Given task: Pictures do not belong in the copy, so please give every entry below again exactly.

Supplied material:
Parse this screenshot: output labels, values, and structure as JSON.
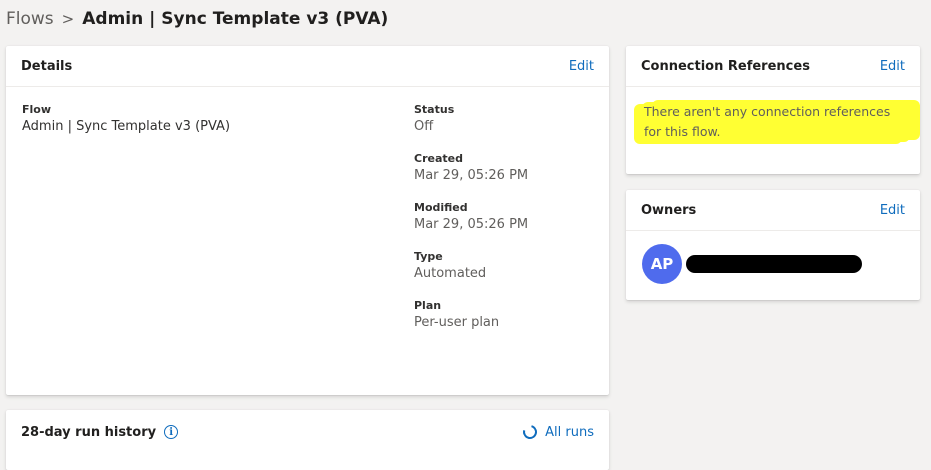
{
  "breadcrumb": {
    "root": "Flows",
    "separator": ">",
    "current": "Admin | Sync Template v3 (PVA)"
  },
  "details": {
    "title": "Details",
    "edit_label": "Edit",
    "flow_label": "Flow",
    "flow_value": "Admin | Sync Template v3 (PVA)",
    "status_label": "Status",
    "status_value": "Off",
    "created_label": "Created",
    "created_value": "Mar 29, 05:26 PM",
    "modified_label": "Modified",
    "modified_value": "Mar 29, 05:26 PM",
    "type_label": "Type",
    "type_value": "Automated",
    "plan_label": "Plan",
    "plan_value": "Per-user plan"
  },
  "connection_references": {
    "title": "Connection References",
    "edit_label": "Edit",
    "message": "There aren't any connection references for this flow."
  },
  "owners": {
    "title": "Owners",
    "edit_label": "Edit",
    "owner_initials": "AP"
  },
  "run_history": {
    "title": "28-day run history",
    "info_icon": "i",
    "all_runs_label": "All runs"
  },
  "colors": {
    "accent": "#0f6cbd",
    "avatar": "#4f6bed",
    "highlight": "#ffff33"
  }
}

Exercise result:
Parse this screenshot: output labels, values, and structure as JSON.
{
  "breadcrumb": {
    "root": "Flows",
    "separator": ">",
    "current": "Admin | Sync Template v3 (PVA)"
  },
  "details": {
    "title": "Details",
    "edit_label": "Edit",
    "flow_label": "Flow",
    "flow_value": "Admin | Sync Template v3 (PVA)",
    "status_label": "Status",
    "status_value": "Off",
    "created_label": "Created",
    "created_value": "Mar 29, 05:26 PM",
    "modified_label": "Modified",
    "modified_value": "Mar 29, 05:26 PM",
    "type_label": "Type",
    "type_value": "Automated",
    "plan_label": "Plan",
    "plan_value": "Per-user plan"
  },
  "connection_references": {
    "title": "Connection References",
    "edit_label": "Edit",
    "message": "There aren't any connection references for this flow."
  },
  "owners": {
    "title": "Owners",
    "edit_label": "Edit",
    "owner_initials": "AP"
  },
  "run_history": {
    "title": "28-day run history",
    "info_icon": "i",
    "all_runs_label": "All runs"
  },
  "colors": {
    "accent": "#0f6cbd",
    "avatar": "#4f6bed",
    "highlight": "#ffff33"
  }
}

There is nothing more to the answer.